[Records excerpted from a collection]
— begin —
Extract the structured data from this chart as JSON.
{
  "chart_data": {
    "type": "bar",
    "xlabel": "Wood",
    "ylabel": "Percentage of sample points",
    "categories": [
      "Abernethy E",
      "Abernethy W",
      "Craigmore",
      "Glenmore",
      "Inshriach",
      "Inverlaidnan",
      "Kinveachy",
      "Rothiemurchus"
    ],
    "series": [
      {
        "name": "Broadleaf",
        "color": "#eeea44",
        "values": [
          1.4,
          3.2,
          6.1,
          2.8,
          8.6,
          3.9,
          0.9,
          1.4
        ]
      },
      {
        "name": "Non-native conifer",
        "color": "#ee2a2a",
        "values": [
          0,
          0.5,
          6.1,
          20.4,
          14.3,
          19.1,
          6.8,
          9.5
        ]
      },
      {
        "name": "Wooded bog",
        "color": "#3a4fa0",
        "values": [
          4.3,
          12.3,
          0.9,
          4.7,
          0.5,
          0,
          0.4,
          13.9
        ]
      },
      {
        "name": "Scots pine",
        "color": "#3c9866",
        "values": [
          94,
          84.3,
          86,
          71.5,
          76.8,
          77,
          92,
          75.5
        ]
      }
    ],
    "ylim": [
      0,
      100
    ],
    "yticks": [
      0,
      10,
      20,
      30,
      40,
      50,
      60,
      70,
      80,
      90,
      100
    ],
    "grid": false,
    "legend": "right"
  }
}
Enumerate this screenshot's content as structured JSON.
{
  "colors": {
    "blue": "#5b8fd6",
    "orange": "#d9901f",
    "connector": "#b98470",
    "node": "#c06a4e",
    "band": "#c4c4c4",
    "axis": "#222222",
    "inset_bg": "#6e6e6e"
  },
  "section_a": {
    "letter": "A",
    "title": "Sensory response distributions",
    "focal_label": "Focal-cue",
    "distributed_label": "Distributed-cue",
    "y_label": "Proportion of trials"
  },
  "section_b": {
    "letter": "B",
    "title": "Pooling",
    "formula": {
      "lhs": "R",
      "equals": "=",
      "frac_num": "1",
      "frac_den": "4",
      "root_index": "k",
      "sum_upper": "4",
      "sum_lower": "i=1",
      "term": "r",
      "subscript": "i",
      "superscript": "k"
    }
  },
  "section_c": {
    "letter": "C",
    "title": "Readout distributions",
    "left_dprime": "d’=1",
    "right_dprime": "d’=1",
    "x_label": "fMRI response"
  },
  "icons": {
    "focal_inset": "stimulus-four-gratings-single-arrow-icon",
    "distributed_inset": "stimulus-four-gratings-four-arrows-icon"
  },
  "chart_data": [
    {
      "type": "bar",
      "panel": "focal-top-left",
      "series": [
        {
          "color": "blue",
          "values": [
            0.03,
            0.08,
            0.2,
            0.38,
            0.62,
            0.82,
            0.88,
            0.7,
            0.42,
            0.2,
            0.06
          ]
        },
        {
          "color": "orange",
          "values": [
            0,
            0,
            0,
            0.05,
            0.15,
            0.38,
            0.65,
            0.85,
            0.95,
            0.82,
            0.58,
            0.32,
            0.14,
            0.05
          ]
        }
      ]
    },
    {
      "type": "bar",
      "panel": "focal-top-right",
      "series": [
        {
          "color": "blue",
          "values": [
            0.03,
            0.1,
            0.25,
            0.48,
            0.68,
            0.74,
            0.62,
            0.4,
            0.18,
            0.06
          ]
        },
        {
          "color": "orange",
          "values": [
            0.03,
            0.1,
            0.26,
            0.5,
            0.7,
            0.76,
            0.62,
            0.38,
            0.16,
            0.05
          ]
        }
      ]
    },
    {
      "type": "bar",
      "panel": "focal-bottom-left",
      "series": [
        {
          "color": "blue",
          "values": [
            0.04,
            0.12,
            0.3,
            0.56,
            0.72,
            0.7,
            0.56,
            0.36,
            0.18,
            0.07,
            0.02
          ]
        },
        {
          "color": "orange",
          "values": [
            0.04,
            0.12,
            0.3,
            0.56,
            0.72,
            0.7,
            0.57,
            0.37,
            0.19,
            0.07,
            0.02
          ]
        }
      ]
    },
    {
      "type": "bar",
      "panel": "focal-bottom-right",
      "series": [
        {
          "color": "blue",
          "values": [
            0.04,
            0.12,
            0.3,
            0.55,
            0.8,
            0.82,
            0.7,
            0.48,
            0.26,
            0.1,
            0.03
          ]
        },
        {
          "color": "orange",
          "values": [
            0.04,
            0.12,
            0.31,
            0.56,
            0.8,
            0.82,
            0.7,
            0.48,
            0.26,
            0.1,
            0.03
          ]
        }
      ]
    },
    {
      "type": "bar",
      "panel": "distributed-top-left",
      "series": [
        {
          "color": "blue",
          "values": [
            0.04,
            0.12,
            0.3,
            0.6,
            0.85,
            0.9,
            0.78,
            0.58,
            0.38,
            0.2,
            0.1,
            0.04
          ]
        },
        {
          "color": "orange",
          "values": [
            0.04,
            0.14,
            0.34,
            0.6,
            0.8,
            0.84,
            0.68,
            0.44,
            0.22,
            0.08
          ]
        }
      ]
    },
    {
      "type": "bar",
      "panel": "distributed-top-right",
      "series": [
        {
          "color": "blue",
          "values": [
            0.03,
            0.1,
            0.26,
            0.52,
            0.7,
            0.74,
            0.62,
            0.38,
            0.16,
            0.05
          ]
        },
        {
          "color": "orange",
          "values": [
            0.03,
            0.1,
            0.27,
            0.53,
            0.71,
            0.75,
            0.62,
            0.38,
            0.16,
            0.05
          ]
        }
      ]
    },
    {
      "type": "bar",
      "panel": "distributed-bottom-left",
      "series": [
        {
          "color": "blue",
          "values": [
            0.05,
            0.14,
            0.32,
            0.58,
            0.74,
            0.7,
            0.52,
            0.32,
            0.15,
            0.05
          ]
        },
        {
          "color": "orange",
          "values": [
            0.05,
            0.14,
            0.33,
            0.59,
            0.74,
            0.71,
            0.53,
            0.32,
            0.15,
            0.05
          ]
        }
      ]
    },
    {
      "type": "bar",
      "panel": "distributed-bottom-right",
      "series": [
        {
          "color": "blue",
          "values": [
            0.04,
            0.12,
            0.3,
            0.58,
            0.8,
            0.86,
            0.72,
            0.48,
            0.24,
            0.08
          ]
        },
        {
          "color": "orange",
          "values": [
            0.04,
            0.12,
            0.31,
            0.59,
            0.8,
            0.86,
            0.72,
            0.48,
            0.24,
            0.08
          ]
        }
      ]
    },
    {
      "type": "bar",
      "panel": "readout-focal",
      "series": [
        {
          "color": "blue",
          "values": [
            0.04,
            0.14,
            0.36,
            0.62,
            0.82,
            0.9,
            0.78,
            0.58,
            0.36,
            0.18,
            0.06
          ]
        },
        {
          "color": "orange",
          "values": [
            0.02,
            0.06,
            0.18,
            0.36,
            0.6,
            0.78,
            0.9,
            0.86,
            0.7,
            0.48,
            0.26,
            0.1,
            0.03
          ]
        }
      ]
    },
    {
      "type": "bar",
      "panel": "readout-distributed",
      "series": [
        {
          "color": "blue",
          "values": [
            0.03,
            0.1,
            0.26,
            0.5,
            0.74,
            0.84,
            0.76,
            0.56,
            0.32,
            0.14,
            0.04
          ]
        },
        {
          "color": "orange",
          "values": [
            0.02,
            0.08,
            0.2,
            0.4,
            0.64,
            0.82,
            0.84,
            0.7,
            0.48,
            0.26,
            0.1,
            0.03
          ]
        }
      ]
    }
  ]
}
— end —
▶ [GIVEN PROBLEM]:
Give the number of lines in the entries that include the string "this", and nothing more.

▶ [RESPONSE TO THE EXERCISE]:
2